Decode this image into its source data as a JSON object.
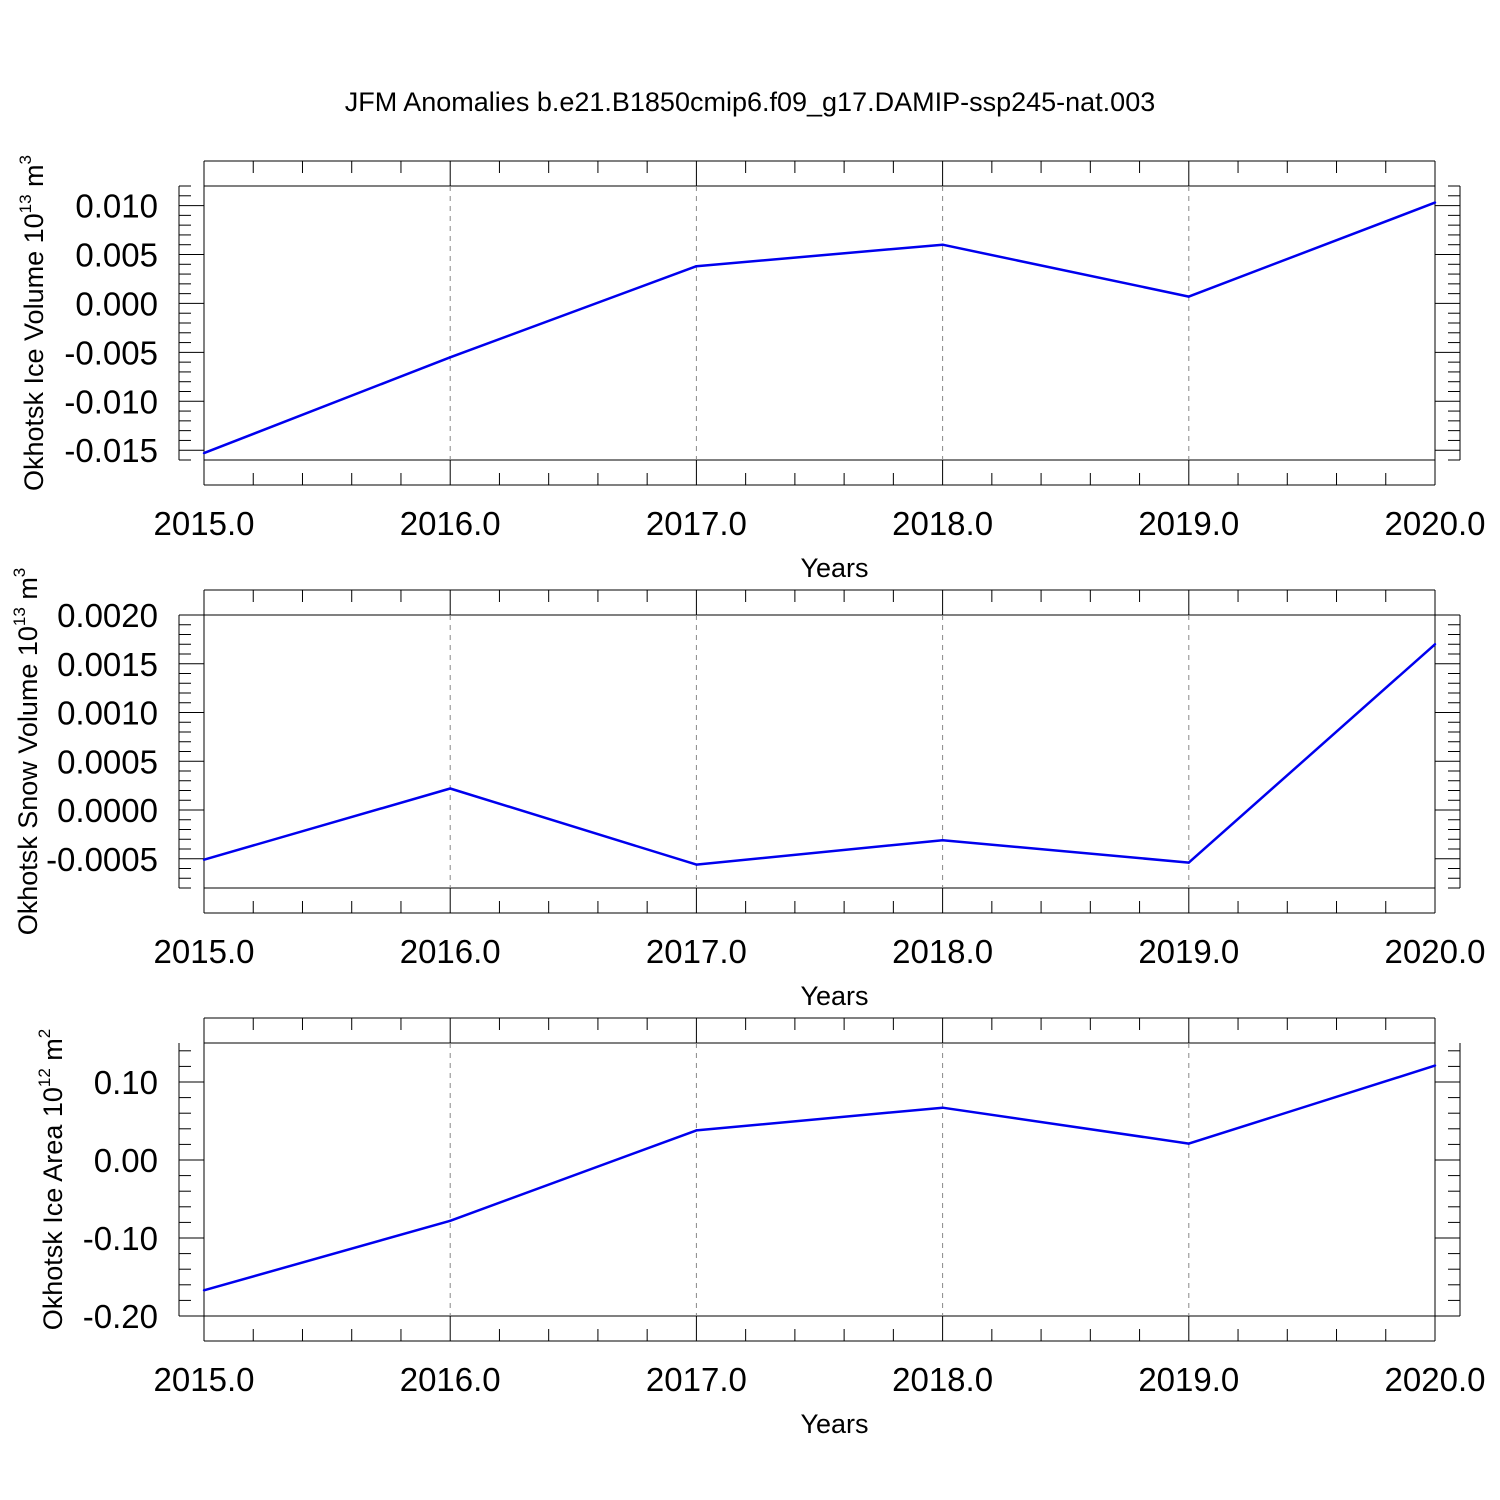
{
  "chart_data": [
    {
      "type": "line",
      "title": "JFM Anomalies b.e21.B1850cmip6.f09_g17.DAMIP-ssp245-nat.003",
      "xlabel": "Years",
      "ylabel": "Okhotsk Ice Volume 10",
      "ylabel_exp": "13",
      "ylabel_unit": " m",
      "ylabel_unit_exp": "3",
      "x": [
        2015,
        2016,
        2017,
        2018,
        2019,
        2020
      ],
      "x_tick_labels": [
        "2015.0",
        "2016.0",
        "2017.0",
        "2018.0",
        "2019.0",
        "2020.0"
      ],
      "xlim": [
        2015,
        2020
      ],
      "series": [
        {
          "color": "#0000ee",
          "values": [
            -0.0153,
            -0.0055,
            0.0038,
            0.006,
            0.0007,
            0.0103
          ]
        }
      ],
      "ylim": [
        -0.016,
        0.012
      ],
      "y_ticks": [
        -0.015,
        -0.01,
        -0.005,
        0.0,
        0.005,
        0.01
      ],
      "y_tick_labels": [
        "-0.015",
        "-0.010",
        "-0.005",
        "0.000",
        "0.005",
        "0.010"
      ],
      "y_minor_step": 0.001,
      "x_grid": "dashed-vertical"
    },
    {
      "type": "line",
      "xlabel": "Years",
      "ylabel": "Okhotsk Snow Volume 10",
      "ylabel_exp": "13",
      "ylabel_unit": " m",
      "ylabel_unit_exp": "3",
      "x": [
        2015,
        2016,
        2017,
        2018,
        2019,
        2020
      ],
      "x_tick_labels": [
        "2015.0",
        "2016.0",
        "2017.0",
        "2018.0",
        "2019.0",
        "2020.0"
      ],
      "xlim": [
        2015,
        2020
      ],
      "series": [
        {
          "color": "#0000ee",
          "values": [
            -0.00051,
            0.00022,
            -0.00056,
            -0.00031,
            -0.00054,
            0.0017
          ]
        }
      ],
      "ylim": [
        -0.0008,
        0.002
      ],
      "y_ticks": [
        -0.0005,
        0.0,
        0.0005,
        0.001,
        0.0015,
        0.002
      ],
      "y_tick_labels": [
        "-0.0005",
        "0.0000",
        "0.0005",
        "0.0010",
        "0.0015",
        "0.0020"
      ],
      "y_minor_step": 0.0001,
      "x_grid": "dashed-vertical"
    },
    {
      "type": "line",
      "xlabel": "Years",
      "ylabel": "Okhotsk Ice Area 10",
      "ylabel_exp": "12",
      "ylabel_unit": " m",
      "ylabel_unit_exp": "2",
      "x": [
        2015,
        2016,
        2017,
        2018,
        2019,
        2020
      ],
      "x_tick_labels": [
        "2015.0",
        "2016.0",
        "2017.0",
        "2018.0",
        "2019.0",
        "2020.0"
      ],
      "xlim": [
        2015,
        2020
      ],
      "series": [
        {
          "color": "#0000ee",
          "values": [
            -0.167,
            -0.078,
            0.038,
            0.067,
            0.021,
            0.121
          ]
        }
      ],
      "ylim": [
        -0.2,
        0.15
      ],
      "y_ticks": [
        -0.2,
        -0.1,
        0.0,
        0.1
      ],
      "y_tick_labels": [
        "-0.20",
        "-0.10",
        "0.00",
        "0.10"
      ],
      "y_minor_step": 0.02,
      "x_grid": "dashed-vertical"
    }
  ]
}
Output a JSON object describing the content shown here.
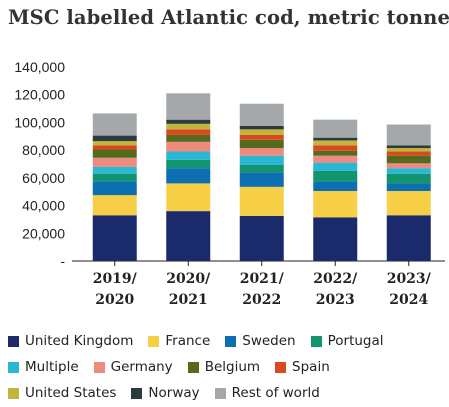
{
  "chart_data": {
    "type": "bar",
    "stacked": true,
    "title": "MSC labelled Atlantic cod, metric tonnes",
    "xlabel": "",
    "ylabel": "",
    "categories": [
      "2019/\n2020",
      "2020/\n2021",
      "2021/\n2022",
      "2022/\n2023",
      "2023/\n2024"
    ],
    "ylim": [
      0,
      140000
    ],
    "yticks": [
      "-",
      "20,000",
      "40,000",
      "60,000",
      "80,000",
      "100,000",
      "120,000",
      "140,000"
    ],
    "grid": false,
    "legend_position": "bottom",
    "series": [
      {
        "name": "United Kingdom",
        "color": "#1b2a6b",
        "values": [
          33000,
          36000,
          32500,
          31500,
          33000
        ]
      },
      {
        "name": "France",
        "color": "#f7cf46",
        "values": [
          14500,
          20000,
          21000,
          19000,
          17500
        ]
      },
      {
        "name": "Sweden",
        "color": "#0b6fb0",
        "values": [
          10000,
          11000,
          10500,
          7000,
          5500
        ]
      },
      {
        "name": "Portugal",
        "color": "#12946f",
        "values": [
          5500,
          6000,
          5500,
          7500,
          7000
        ]
      },
      {
        "name": "Multiple",
        "color": "#2bb6d4",
        "values": [
          5000,
          6000,
          6500,
          6000,
          4000
        ]
      },
      {
        "name": "Germany",
        "color": "#ee8a7e",
        "values": [
          6500,
          7000,
          5500,
          5000,
          3500
        ]
      },
      {
        "name": "Belgium",
        "color": "#546b1e",
        "values": [
          6000,
          5000,
          6000,
          3500,
          5500
        ]
      },
      {
        "name": "Spain",
        "color": "#d9481f",
        "values": [
          3000,
          4000,
          3500,
          4000,
          3000
        ]
      },
      {
        "name": "United States",
        "color": "#c1b53c",
        "values": [
          3000,
          4000,
          4000,
          3500,
          2500
        ]
      },
      {
        "name": "Norway",
        "color": "#2d3a40",
        "values": [
          4000,
          3000,
          2500,
          2000,
          2000
        ]
      },
      {
        "name": "Rest of world",
        "color": "#a5a8ab",
        "values": [
          16000,
          19000,
          16000,
          13000,
          15000
        ]
      }
    ]
  }
}
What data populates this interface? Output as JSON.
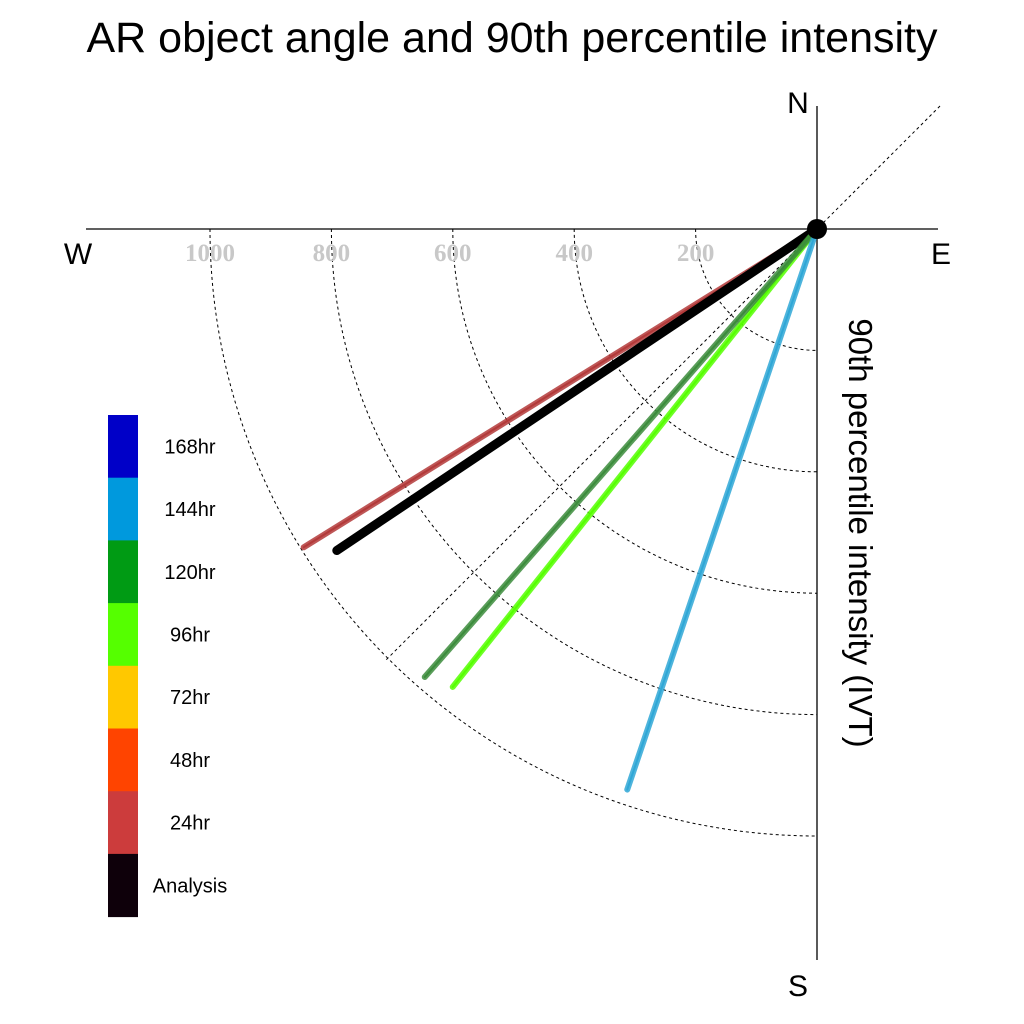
{
  "chart_data": {
    "type": "polar-vector",
    "title": "AR object angle and 90th percentile intensity",
    "radial_axis_label": "90th percentile intensity (IVT)",
    "radial_ticks": [
      "1000",
      "800",
      "600",
      "400",
      "200"
    ],
    "radial_tick_values": [
      1000,
      800,
      600,
      400,
      200
    ],
    "radial_grid_values": [
      200,
      400,
      600,
      800,
      1000
    ],
    "radial_max": 1000,
    "compass": {
      "north": "N",
      "south": "S",
      "east": "E",
      "west": "W"
    },
    "legend": [
      {
        "label": "168hr",
        "color": "#0000c8"
      },
      {
        "label": "144hr",
        "color": "#0099dd"
      },
      {
        "label": "120hr",
        "color": "#009b14"
      },
      {
        "label": "96hr",
        "color": "#55ff00"
      },
      {
        "label": "72hr",
        "color": "#ffc800"
      },
      {
        "label": "48hr",
        "color": "#ff4400"
      },
      {
        "label": "24hr",
        "color": "#cc3c3c"
      },
      {
        "label": "Analysis",
        "color": "#0e000a"
      }
    ],
    "series": [
      {
        "name": "24hr",
        "color": "#b33a3a",
        "angle_deg": 211.8,
        "value": 995
      },
      {
        "name": "Analysis",
        "color": "#000000",
        "angle_deg": 213.8,
        "value": 952
      },
      {
        "name": "96hr",
        "color": "#55ff00",
        "angle_deg": 231.5,
        "value": 964
      },
      {
        "name": "120hr",
        "color": "#3c8c3c",
        "angle_deg": 228.8,
        "value": 981
      },
      {
        "name": "144hr",
        "color": "#2fa7d6",
        "angle_deg": 251.3,
        "value": 975
      }
    ]
  }
}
---*---
— EXERCISE REQUIREMENTS —
Transcribe all the records above word for word, without their images.

— ANSWER TO THIS EXERCISE —
Decode this image into its source data as a JSON object.
{
  "chart_data": [
    {
      "type": "line",
      "title": "JFM Anomalies b.e21.B1850cmip6.f09_g17.DAMIP-ssp245-nat.003",
      "xlabel": "Years",
      "ylabel": "Okhotsk Ice Volume 10",
      "ylabel_exp": "13",
      "ylabel_unit": " m",
      "ylabel_unit_exp": "3",
      "x": [
        2015,
        2016,
        2017,
        2018,
        2019,
        2020
      ],
      "x_tick_labels": [
        "2015.0",
        "2016.0",
        "2017.0",
        "2018.0",
        "2019.0",
        "2020.0"
      ],
      "xlim": [
        2015,
        2020
      ],
      "series": [
        {
          "color": "#0000ee",
          "values": [
            -0.0153,
            -0.0055,
            0.0038,
            0.006,
            0.0007,
            0.0103
          ]
        }
      ],
      "ylim": [
        -0.016,
        0.012
      ],
      "y_ticks": [
        -0.015,
        -0.01,
        -0.005,
        0.0,
        0.005,
        0.01
      ],
      "y_tick_labels": [
        "-0.015",
        "-0.010",
        "-0.005",
        "0.000",
        "0.005",
        "0.010"
      ],
      "y_minor_step": 0.001,
      "x_grid": "dashed-vertical"
    },
    {
      "type": "line",
      "xlabel": "Years",
      "ylabel": "Okhotsk Snow Volume 10",
      "ylabel_exp": "13",
      "ylabel_unit": " m",
      "ylabel_unit_exp": "3",
      "x": [
        2015,
        2016,
        2017,
        2018,
        2019,
        2020
      ],
      "x_tick_labels": [
        "2015.0",
        "2016.0",
        "2017.0",
        "2018.0",
        "2019.0",
        "2020.0"
      ],
      "xlim": [
        2015,
        2020
      ],
      "series": [
        {
          "color": "#0000ee",
          "values": [
            -0.00051,
            0.00022,
            -0.00056,
            -0.00031,
            -0.00054,
            0.0017
          ]
        }
      ],
      "ylim": [
        -0.0008,
        0.002
      ],
      "y_ticks": [
        -0.0005,
        0.0,
        0.0005,
        0.001,
        0.0015,
        0.002
      ],
      "y_tick_labels": [
        "-0.0005",
        "0.0000",
        "0.0005",
        "0.0010",
        "0.0015",
        "0.0020"
      ],
      "y_minor_step": 0.0001,
      "x_grid": "dashed-vertical"
    },
    {
      "type": "line",
      "xlabel": "Years",
      "ylabel": "Okhotsk Ice Area 10",
      "ylabel_exp": "12",
      "ylabel_unit": " m",
      "ylabel_unit_exp": "2",
      "x": [
        2015,
        2016,
        2017,
        2018,
        2019,
        2020
      ],
      "x_tick_labels": [
        "2015.0",
        "2016.0",
        "2017.0",
        "2018.0",
        "2019.0",
        "2020.0"
      ],
      "xlim": [
        2015,
        2020
      ],
      "series": [
        {
          "color": "#0000ee",
          "values": [
            -0.167,
            -0.078,
            0.038,
            0.067,
            0.021,
            0.121
          ]
        }
      ],
      "ylim": [
        -0.2,
        0.15
      ],
      "y_ticks": [
        -0.2,
        -0.1,
        0.0,
        0.1
      ],
      "y_tick_labels": [
        "-0.20",
        "-0.10",
        "0.00",
        "0.10"
      ],
      "y_minor_step": 0.02,
      "x_grid": "dashed-vertical"
    }
  ]
}
Output a JSON object describing the content shown here.
{
  "chart_data": {
    "type": "bar",
    "stacked": true,
    "title": "MSC labelled Atlantic cod, metric tonnes",
    "xlabel": "",
    "ylabel": "",
    "categories": [
      "2019/\n2020",
      "2020/\n2021",
      "2021/\n2022",
      "2022/\n2023",
      "2023/\n2024"
    ],
    "ylim": [
      0,
      140000
    ],
    "yticks": [
      "-",
      "20,000",
      "40,000",
      "60,000",
      "80,000",
      "100,000",
      "120,000",
      "140,000"
    ],
    "grid": false,
    "legend_position": "bottom",
    "series": [
      {
        "name": "United Kingdom",
        "color": "#1b2a6b",
        "values": [
          33000,
          36000,
          32500,
          31500,
          33000
        ]
      },
      {
        "name": "France",
        "color": "#f7cf46",
        "values": [
          14500,
          20000,
          21000,
          19000,
          17500
        ]
      },
      {
        "name": "Sweden",
        "color": "#0b6fb0",
        "values": [
          10000,
          11000,
          10500,
          7000,
          5500
        ]
      },
      {
        "name": "Portugal",
        "color": "#12946f",
        "values": [
          5500,
          6000,
          5500,
          7500,
          7000
        ]
      },
      {
        "name": "Multiple",
        "color": "#2bb6d4",
        "values": [
          5000,
          6000,
          6500,
          6000,
          4000
        ]
      },
      {
        "name": "Germany",
        "color": "#ee8a7e",
        "values": [
          6500,
          7000,
          5500,
          5000,
          3500
        ]
      },
      {
        "name": "Belgium",
        "color": "#546b1e",
        "values": [
          6000,
          5000,
          6000,
          3500,
          5500
        ]
      },
      {
        "name": "Spain",
        "color": "#d9481f",
        "values": [
          3000,
          4000,
          3500,
          4000,
          3000
        ]
      },
      {
        "name": "United States",
        "color": "#c1b53c",
        "values": [
          3000,
          4000,
          4000,
          3500,
          2500
        ]
      },
      {
        "name": "Norway",
        "color": "#2d3a40",
        "values": [
          4000,
          3000,
          2500,
          2000,
          2000
        ]
      },
      {
        "name": "Rest of world",
        "color": "#a5a8ab",
        "values": [
          16000,
          19000,
          16000,
          13000,
          15000
        ]
      }
    ]
  }
}
What data populates this interface? Output as JSON.
{
  "chart_data": {
    "type": "polar-vector",
    "title": "AR object angle and 90th percentile intensity",
    "radial_axis_label": "90th percentile intensity (IVT)",
    "radial_ticks": [
      "1000",
      "800",
      "600",
      "400",
      "200"
    ],
    "radial_tick_values": [
      1000,
      800,
      600,
      400,
      200
    ],
    "radial_grid_values": [
      200,
      400,
      600,
      800,
      1000
    ],
    "radial_max": 1000,
    "compass": {
      "north": "N",
      "south": "S",
      "east": "E",
      "west": "W"
    },
    "legend": [
      {
        "label": "168hr",
        "color": "#0000c8"
      },
      {
        "label": "144hr",
        "color": "#0099dd"
      },
      {
        "label": "120hr",
        "color": "#009b14"
      },
      {
        "label": "96hr",
        "color": "#55ff00"
      },
      {
        "label": "72hr",
        "color": "#ffc800"
      },
      {
        "label": "48hr",
        "color": "#ff4400"
      },
      {
        "label": "24hr",
        "color": "#cc3c3c"
      },
      {
        "label": "Analysis",
        "color": "#0e000a"
      }
    ],
    "series": [
      {
        "name": "24hr",
        "color": "#b33a3a",
        "angle_deg": 211.8,
        "value": 995
      },
      {
        "name": "Analysis",
        "color": "#000000",
        "angle_deg": 213.8,
        "value": 952
      },
      {
        "name": "96hr",
        "color": "#55ff00",
        "angle_deg": 231.5,
        "value": 964
      },
      {
        "name": "120hr",
        "color": "#3c8c3c",
        "angle_deg": 228.8,
        "value": 981
      },
      {
        "name": "144hr",
        "color": "#2fa7d6",
        "angle_deg": 251.3,
        "value": 975
      }
    ]
  }
}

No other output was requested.